> **Your task**
Without the pictures, copy the entries below word for word.

> **Records shown**
|---|

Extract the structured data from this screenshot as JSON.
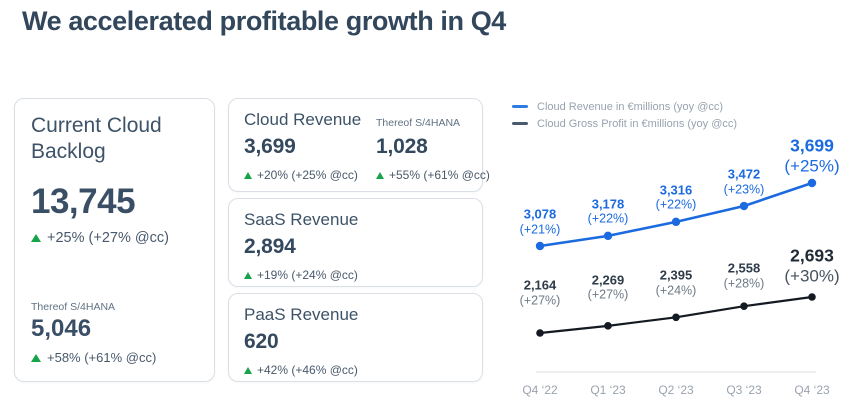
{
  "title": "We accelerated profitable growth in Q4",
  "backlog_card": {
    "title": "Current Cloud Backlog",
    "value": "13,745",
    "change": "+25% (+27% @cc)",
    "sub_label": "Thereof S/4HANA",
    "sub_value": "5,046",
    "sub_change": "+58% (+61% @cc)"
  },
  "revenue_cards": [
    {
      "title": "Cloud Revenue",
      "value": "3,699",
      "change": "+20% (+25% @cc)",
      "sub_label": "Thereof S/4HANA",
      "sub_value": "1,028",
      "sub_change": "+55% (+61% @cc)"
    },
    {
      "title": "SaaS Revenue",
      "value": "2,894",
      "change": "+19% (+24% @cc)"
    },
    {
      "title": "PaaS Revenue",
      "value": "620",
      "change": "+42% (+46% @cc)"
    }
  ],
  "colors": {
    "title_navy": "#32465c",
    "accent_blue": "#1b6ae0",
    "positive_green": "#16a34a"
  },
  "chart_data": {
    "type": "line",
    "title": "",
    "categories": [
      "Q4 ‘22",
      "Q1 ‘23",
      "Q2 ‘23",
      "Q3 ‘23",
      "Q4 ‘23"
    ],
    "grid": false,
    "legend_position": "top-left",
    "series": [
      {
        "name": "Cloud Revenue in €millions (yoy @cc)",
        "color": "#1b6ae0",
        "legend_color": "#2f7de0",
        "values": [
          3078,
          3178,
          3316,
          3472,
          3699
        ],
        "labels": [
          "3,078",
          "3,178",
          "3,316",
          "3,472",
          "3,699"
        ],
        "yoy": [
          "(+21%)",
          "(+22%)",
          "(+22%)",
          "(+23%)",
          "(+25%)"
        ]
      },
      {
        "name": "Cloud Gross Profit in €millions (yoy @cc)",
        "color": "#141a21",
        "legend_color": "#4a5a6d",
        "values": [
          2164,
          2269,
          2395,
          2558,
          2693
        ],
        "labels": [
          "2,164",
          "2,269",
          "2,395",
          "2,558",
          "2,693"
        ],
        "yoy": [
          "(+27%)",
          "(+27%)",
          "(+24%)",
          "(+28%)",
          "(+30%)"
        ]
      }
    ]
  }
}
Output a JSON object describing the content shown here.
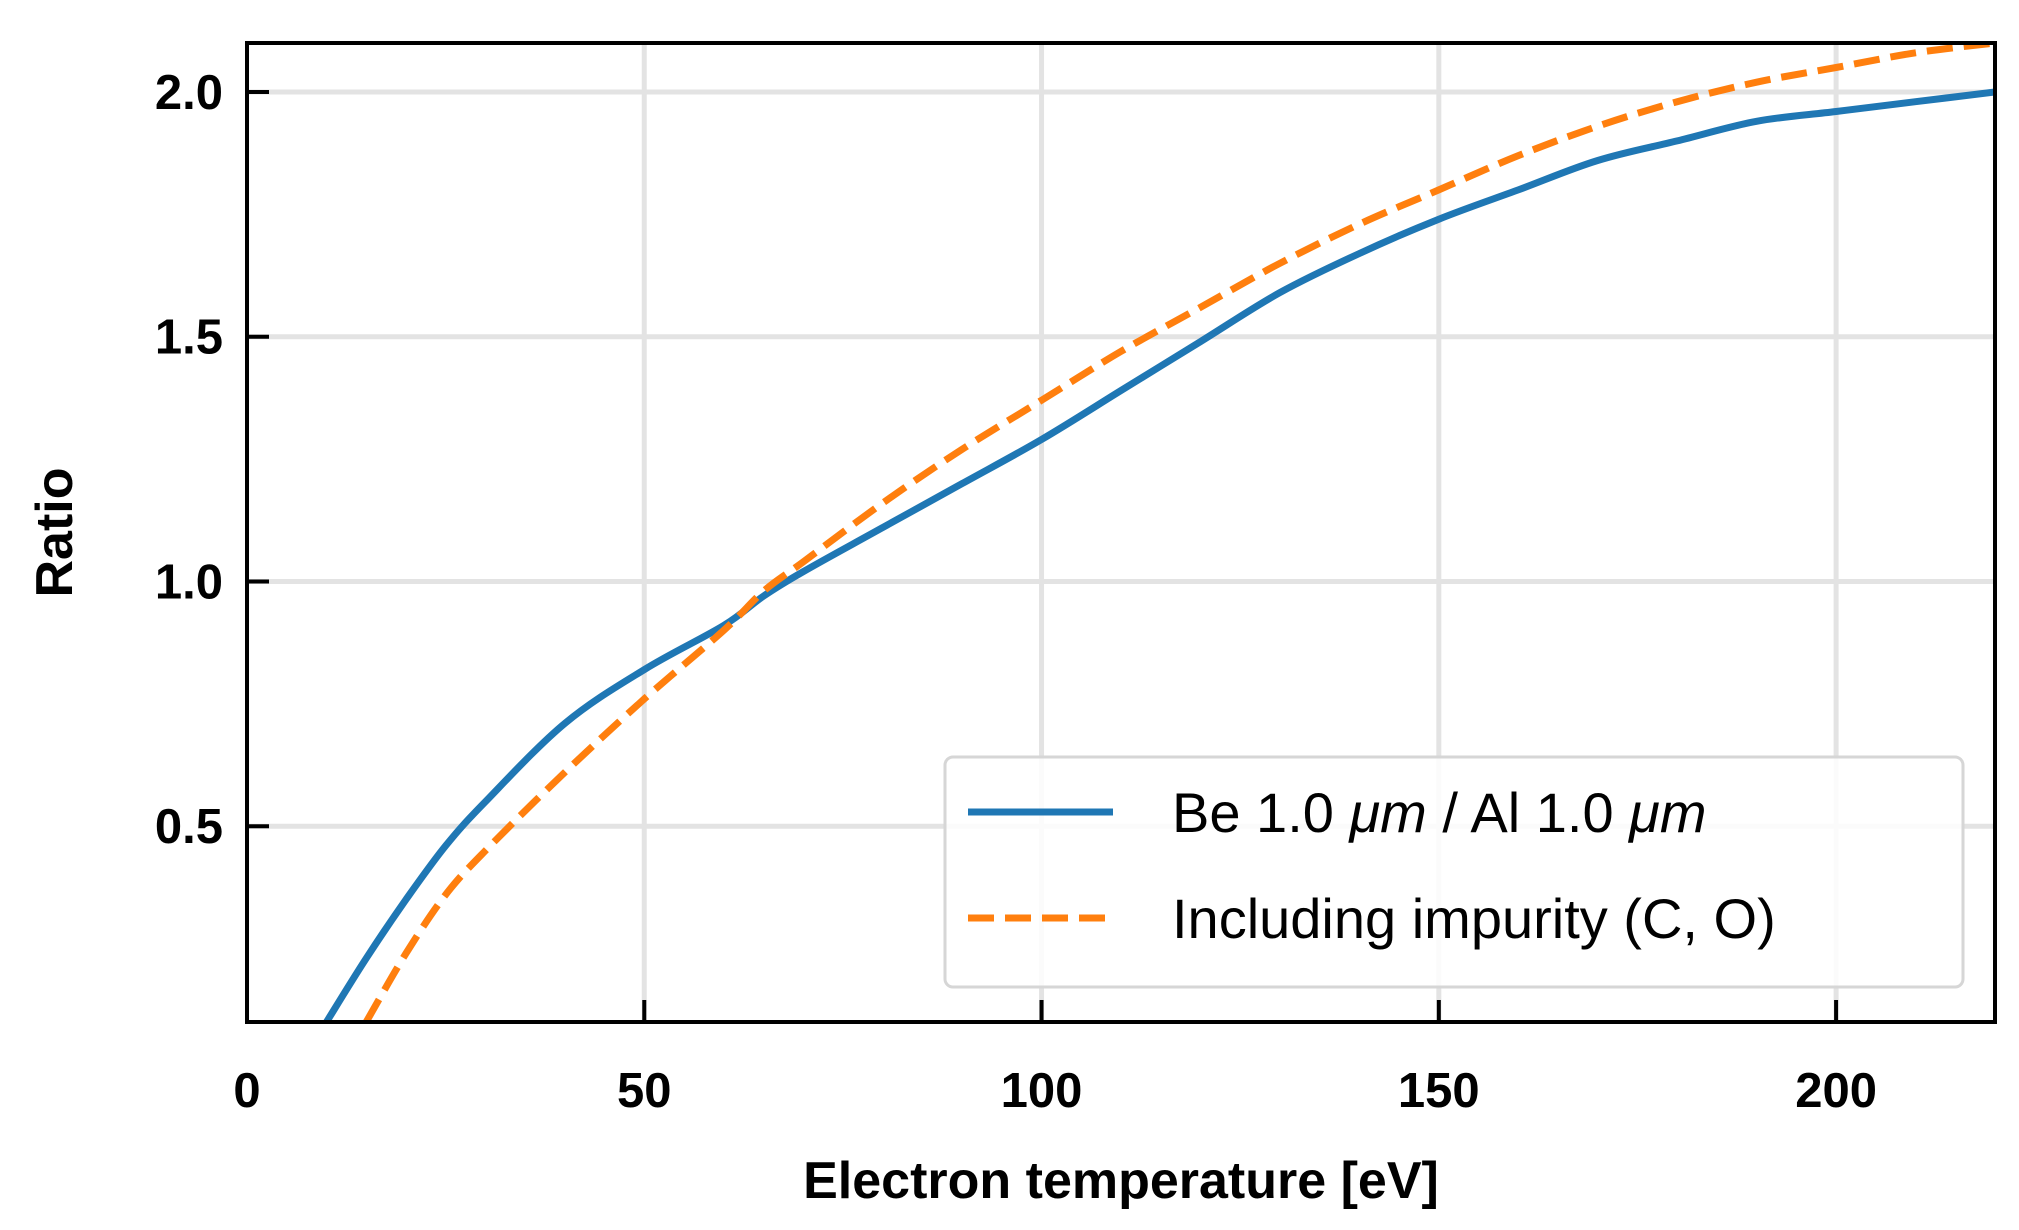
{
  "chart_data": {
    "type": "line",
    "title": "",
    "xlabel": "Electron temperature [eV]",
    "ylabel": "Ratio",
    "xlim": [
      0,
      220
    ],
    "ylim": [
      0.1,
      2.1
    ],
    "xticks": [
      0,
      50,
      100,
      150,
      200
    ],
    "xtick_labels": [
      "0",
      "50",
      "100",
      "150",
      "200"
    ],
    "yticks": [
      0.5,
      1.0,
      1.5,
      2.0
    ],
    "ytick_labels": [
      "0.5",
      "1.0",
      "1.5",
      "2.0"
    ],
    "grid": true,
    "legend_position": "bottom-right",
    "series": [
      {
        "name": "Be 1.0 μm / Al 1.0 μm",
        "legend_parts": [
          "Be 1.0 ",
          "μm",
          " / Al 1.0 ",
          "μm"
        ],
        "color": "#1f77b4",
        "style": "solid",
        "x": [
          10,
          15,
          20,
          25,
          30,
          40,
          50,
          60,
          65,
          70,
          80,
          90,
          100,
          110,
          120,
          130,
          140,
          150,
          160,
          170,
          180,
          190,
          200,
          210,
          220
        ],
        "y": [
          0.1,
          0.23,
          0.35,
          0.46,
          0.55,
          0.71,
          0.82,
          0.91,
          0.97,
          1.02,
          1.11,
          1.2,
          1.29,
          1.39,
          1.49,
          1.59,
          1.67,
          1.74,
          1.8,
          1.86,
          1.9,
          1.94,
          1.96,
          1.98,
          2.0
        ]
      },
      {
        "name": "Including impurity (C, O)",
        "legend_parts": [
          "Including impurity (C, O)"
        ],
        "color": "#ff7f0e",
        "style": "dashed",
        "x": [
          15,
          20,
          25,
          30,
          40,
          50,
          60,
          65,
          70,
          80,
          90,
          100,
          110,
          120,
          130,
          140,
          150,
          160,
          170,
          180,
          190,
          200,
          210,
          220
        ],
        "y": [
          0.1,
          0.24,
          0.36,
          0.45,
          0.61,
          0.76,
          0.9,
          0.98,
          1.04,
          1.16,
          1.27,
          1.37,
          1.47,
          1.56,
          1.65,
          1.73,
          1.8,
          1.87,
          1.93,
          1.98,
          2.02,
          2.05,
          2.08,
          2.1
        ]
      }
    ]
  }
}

|---|

> **Answer for this exercise**
Extract the structured data from this screenshot as JSON.
{
  "title": "We accelerated profitable growth in Q4",
  "backlog_card": {
    "title": "Current Cloud Backlog",
    "value": "13,745",
    "change": "+25% (+27% @cc)",
    "sub_label": "Thereof S/4HANA",
    "sub_value": "5,046",
    "sub_change": "+58% (+61% @cc)"
  },
  "revenue_cards": [
    {
      "title": "Cloud Revenue",
      "value": "3,699",
      "change": "+20% (+25% @cc)",
      "sub_label": "Thereof S/4HANA",
      "sub_value": "1,028",
      "sub_change": "+55% (+61% @cc)"
    },
    {
      "title": "SaaS Revenue",
      "value": "2,894",
      "change": "+19% (+24% @cc)"
    },
    {
      "title": "PaaS Revenue",
      "value": "620",
      "change": "+42% (+46% @cc)"
    }
  ],
  "colors": {
    "title_navy": "#32465c",
    "accent_blue": "#1b6ae0",
    "positive_green": "#16a34a"
  },
  "chart_data": {
    "type": "line",
    "title": "",
    "categories": [
      "Q4 ‘22",
      "Q1 ‘23",
      "Q2 ‘23",
      "Q3 ‘23",
      "Q4 ‘23"
    ],
    "grid": false,
    "legend_position": "top-left",
    "series": [
      {
        "name": "Cloud Revenue in €millions (yoy @cc)",
        "color": "#1b6ae0",
        "legend_color": "#2f7de0",
        "values": [
          3078,
          3178,
          3316,
          3472,
          3699
        ],
        "labels": [
          "3,078",
          "3,178",
          "3,316",
          "3,472",
          "3,699"
        ],
        "yoy": [
          "(+21%)",
          "(+22%)",
          "(+22%)",
          "(+23%)",
          "(+25%)"
        ]
      },
      {
        "name": "Cloud Gross Profit in €millions (yoy @cc)",
        "color": "#141a21",
        "legend_color": "#4a5a6d",
        "values": [
          2164,
          2269,
          2395,
          2558,
          2693
        ],
        "labels": [
          "2,164",
          "2,269",
          "2,395",
          "2,558",
          "2,693"
        ],
        "yoy": [
          "(+27%)",
          "(+27%)",
          "(+24%)",
          "(+28%)",
          "(+30%)"
        ]
      }
    ]
  }
}
Output a JSON object describing the content shown here.
{
  "chart_data": {
    "type": "line",
    "title": "",
    "xlabel": "Electron temperature [eV]",
    "ylabel": "Ratio",
    "xlim": [
      0,
      220
    ],
    "ylim": [
      0.1,
      2.1
    ],
    "xticks": [
      0,
      50,
      100,
      150,
      200
    ],
    "xtick_labels": [
      "0",
      "50",
      "100",
      "150",
      "200"
    ],
    "yticks": [
      0.5,
      1.0,
      1.5,
      2.0
    ],
    "ytick_labels": [
      "0.5",
      "1.0",
      "1.5",
      "2.0"
    ],
    "grid": true,
    "legend_position": "bottom-right",
    "series": [
      {
        "name": "Be 1.0 μm / Al 1.0 μm",
        "legend_parts": [
          "Be 1.0 ",
          "μm",
          " / Al 1.0 ",
          "μm"
        ],
        "color": "#1f77b4",
        "style": "solid",
        "x": [
          10,
          15,
          20,
          25,
          30,
          40,
          50,
          60,
          65,
          70,
          80,
          90,
          100,
          110,
          120,
          130,
          140,
          150,
          160,
          170,
          180,
          190,
          200,
          210,
          220
        ],
        "y": [
          0.1,
          0.23,
          0.35,
          0.46,
          0.55,
          0.71,
          0.82,
          0.91,
          0.97,
          1.02,
          1.11,
          1.2,
          1.29,
          1.39,
          1.49,
          1.59,
          1.67,
          1.74,
          1.8,
          1.86,
          1.9,
          1.94,
          1.96,
          1.98,
          2.0
        ]
      },
      {
        "name": "Including impurity (C, O)",
        "legend_parts": [
          "Including impurity (C, O)"
        ],
        "color": "#ff7f0e",
        "style": "dashed",
        "x": [
          15,
          20,
          25,
          30,
          40,
          50,
          60,
          65,
          70,
          80,
          90,
          100,
          110,
          120,
          130,
          140,
          150,
          160,
          170,
          180,
          190,
          200,
          210,
          220
        ],
        "y": [
          0.1,
          0.24,
          0.36,
          0.45,
          0.61,
          0.76,
          0.9,
          0.98,
          1.04,
          1.16,
          1.27,
          1.37,
          1.47,
          1.56,
          1.65,
          1.73,
          1.8,
          1.87,
          1.93,
          1.98,
          2.02,
          2.05,
          2.08,
          2.1
        ]
      }
    ]
  }
}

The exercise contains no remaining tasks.